Short task >> Gather up the lines with the word "mysql" in them.

Stored data entries:
>> START

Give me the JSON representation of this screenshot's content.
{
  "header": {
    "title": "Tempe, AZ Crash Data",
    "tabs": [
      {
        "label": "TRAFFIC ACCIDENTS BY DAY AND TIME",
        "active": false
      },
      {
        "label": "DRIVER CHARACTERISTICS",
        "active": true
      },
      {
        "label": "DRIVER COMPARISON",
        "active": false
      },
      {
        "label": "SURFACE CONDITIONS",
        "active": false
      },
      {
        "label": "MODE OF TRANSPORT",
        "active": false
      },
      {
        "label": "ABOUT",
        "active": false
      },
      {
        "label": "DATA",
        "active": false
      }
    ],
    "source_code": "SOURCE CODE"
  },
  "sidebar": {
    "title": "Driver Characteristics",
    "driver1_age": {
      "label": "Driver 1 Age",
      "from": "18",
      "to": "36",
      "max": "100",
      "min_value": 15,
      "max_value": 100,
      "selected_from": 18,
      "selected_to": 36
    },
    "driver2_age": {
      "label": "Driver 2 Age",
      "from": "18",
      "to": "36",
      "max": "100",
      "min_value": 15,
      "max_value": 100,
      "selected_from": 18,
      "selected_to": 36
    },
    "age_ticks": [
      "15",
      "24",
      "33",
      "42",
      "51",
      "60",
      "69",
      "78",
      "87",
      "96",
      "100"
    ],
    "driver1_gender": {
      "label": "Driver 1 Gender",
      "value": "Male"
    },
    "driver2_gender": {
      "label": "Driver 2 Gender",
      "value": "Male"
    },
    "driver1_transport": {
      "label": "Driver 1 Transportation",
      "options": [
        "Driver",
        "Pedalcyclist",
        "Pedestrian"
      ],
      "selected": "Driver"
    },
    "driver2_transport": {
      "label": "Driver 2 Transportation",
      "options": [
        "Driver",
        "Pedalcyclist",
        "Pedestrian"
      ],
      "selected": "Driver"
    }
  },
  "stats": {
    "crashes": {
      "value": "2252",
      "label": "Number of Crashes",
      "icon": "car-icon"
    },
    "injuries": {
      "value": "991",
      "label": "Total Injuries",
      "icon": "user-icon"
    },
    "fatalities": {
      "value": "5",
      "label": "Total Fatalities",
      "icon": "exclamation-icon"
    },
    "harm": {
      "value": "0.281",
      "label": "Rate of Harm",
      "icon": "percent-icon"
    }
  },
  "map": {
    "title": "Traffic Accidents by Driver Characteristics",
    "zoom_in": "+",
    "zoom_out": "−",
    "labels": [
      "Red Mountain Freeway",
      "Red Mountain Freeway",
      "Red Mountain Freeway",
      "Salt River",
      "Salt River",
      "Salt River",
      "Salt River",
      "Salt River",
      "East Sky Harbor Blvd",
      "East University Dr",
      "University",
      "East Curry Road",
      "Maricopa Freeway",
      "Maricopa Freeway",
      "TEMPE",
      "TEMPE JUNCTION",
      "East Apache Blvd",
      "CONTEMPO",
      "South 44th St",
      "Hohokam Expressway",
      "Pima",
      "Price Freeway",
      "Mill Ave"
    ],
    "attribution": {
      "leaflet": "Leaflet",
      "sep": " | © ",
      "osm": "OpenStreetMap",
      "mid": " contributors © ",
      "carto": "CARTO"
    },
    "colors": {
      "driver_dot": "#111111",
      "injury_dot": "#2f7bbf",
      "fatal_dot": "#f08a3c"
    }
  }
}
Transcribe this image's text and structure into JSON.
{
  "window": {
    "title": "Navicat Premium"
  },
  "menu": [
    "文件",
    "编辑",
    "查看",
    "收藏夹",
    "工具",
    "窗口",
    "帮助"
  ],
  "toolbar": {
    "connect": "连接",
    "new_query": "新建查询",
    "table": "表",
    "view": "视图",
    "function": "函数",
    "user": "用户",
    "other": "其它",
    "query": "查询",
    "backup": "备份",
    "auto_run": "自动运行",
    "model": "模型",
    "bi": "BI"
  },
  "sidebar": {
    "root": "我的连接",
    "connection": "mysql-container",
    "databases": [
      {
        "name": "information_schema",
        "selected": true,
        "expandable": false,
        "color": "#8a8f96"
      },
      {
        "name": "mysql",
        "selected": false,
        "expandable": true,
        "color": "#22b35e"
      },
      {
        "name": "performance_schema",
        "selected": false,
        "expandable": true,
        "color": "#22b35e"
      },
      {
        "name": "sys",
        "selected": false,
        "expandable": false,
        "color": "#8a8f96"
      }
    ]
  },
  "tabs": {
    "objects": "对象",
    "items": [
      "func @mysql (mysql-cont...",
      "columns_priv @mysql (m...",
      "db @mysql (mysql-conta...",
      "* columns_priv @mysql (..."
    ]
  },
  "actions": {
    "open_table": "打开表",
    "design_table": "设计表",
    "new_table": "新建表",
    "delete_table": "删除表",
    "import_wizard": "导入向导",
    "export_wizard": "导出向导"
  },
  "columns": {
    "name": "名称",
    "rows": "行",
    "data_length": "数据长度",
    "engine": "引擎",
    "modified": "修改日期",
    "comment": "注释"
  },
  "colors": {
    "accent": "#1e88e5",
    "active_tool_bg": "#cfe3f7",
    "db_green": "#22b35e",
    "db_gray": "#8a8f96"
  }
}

>> END

Completed exercise >>
    "connection": "mysql-container",
        "name": "mysql",
      "func @mysql (mysql-cont...",
      "columns_priv @mysql (m...",
      "db @mysql (mysql-conta...",
      "* columns_priv @mysql (..."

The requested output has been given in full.